* **WHAT IS NEEDED**:
Check each line below for the word "Digital", and copy those that have it.
--- MATERIAL SUPPLIED ---
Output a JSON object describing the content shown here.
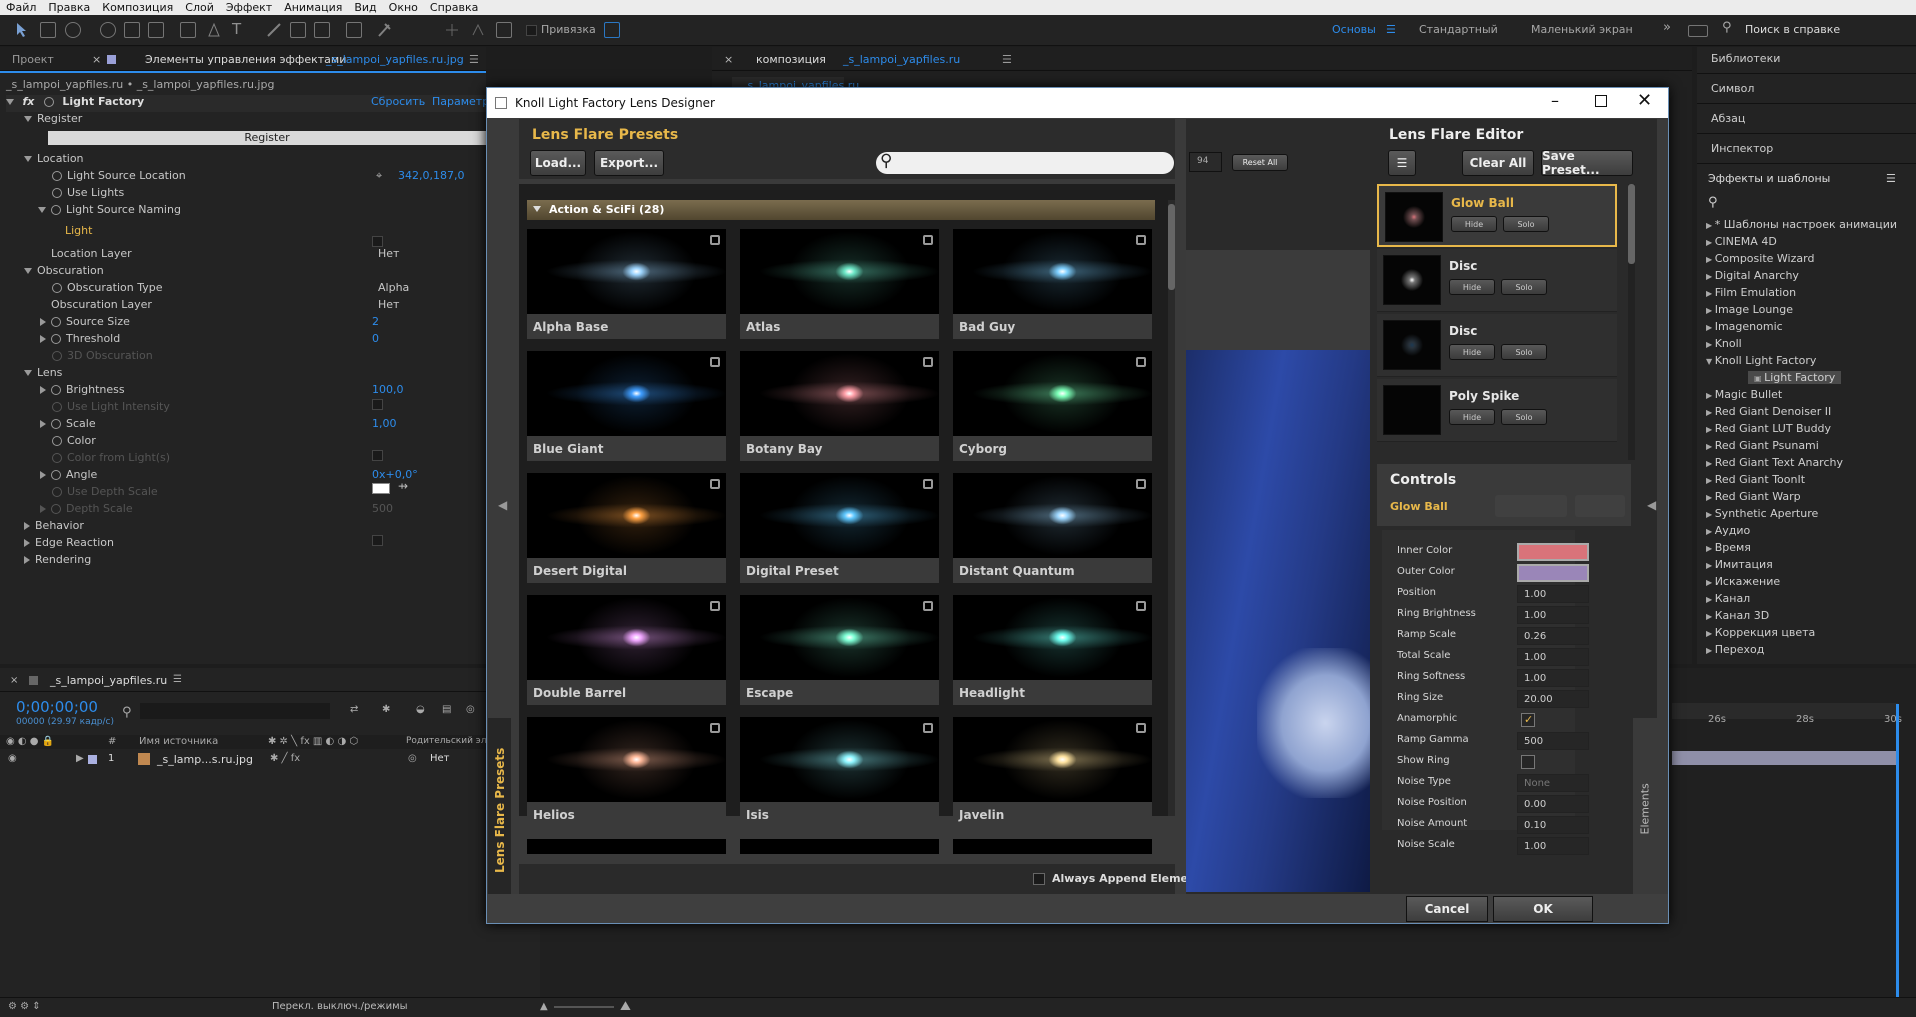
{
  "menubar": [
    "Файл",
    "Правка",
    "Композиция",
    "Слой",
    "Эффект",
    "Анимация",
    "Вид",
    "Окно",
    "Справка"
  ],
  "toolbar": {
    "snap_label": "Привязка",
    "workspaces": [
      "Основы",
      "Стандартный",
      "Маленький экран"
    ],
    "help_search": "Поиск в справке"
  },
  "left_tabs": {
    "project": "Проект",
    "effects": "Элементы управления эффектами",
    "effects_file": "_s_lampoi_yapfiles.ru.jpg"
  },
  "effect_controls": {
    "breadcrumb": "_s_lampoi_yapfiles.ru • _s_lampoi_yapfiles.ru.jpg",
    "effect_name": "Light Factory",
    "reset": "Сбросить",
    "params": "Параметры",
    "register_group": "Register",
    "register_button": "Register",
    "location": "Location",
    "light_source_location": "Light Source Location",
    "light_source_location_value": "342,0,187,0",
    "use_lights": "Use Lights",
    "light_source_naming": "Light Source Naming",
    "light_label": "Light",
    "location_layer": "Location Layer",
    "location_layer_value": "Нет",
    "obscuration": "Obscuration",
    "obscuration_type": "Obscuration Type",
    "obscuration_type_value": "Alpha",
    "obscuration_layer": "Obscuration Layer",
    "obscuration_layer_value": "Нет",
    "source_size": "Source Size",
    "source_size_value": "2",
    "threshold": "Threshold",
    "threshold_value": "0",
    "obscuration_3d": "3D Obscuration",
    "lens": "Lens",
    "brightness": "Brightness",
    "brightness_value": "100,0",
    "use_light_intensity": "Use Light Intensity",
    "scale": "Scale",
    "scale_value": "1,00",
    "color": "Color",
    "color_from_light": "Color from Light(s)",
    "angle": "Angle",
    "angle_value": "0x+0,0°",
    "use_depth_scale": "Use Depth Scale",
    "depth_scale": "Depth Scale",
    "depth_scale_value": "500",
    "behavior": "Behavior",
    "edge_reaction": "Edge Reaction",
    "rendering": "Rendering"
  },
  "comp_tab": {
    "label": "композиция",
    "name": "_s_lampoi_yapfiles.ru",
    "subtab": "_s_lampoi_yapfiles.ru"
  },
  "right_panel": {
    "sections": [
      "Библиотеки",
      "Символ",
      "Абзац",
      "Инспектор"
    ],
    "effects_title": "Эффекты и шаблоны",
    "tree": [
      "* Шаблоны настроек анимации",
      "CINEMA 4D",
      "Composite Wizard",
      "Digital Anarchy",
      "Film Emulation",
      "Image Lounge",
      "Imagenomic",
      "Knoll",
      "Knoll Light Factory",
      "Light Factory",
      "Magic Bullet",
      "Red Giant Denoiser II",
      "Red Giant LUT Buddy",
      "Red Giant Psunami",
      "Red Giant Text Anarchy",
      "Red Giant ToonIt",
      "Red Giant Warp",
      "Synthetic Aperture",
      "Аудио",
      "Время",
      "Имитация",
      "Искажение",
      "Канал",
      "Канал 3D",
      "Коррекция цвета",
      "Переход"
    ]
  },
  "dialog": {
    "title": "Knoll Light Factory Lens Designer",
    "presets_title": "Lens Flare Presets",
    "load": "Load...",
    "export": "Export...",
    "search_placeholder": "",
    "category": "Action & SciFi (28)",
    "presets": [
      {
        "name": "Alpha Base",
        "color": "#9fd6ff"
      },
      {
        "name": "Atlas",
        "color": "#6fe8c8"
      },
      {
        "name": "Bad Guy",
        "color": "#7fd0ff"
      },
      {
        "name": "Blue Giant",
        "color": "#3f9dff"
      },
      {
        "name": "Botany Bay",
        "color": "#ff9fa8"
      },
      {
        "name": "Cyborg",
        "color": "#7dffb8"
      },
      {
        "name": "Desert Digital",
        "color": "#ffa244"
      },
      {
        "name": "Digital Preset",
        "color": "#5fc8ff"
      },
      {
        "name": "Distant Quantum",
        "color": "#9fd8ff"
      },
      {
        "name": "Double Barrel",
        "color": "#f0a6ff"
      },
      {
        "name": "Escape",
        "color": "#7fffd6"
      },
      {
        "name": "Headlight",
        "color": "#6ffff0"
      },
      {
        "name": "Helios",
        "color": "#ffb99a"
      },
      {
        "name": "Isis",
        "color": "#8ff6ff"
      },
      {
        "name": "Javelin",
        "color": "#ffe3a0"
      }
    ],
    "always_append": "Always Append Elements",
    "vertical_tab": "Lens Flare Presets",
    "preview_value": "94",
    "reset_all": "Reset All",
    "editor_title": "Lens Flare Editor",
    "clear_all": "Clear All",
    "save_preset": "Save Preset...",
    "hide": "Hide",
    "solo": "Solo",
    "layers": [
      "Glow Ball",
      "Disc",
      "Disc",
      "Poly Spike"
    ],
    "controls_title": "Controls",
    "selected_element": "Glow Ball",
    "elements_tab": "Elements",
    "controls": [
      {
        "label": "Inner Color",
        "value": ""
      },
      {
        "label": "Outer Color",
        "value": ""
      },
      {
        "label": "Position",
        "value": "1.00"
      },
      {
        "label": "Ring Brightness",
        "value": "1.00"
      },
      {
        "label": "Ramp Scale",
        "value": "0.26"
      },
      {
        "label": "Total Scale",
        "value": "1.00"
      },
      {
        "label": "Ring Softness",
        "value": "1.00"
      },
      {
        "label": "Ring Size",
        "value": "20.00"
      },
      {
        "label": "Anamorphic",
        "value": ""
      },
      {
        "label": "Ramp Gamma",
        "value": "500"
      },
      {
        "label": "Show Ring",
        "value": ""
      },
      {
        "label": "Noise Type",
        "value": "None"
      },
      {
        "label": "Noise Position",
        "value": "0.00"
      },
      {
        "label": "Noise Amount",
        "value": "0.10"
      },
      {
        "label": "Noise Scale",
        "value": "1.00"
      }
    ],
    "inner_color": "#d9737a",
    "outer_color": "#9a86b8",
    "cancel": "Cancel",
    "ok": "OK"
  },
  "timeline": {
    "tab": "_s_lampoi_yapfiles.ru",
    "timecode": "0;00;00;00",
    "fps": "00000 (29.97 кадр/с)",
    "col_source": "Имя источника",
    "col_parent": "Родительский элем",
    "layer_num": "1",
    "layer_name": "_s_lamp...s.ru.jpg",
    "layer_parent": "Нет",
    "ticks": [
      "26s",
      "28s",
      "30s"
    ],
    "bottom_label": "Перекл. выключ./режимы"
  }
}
---
* **EXERCISE RESULT**:
      "Digital Anarchy",
        "name": "Desert Digital",
        "name": "Digital Preset",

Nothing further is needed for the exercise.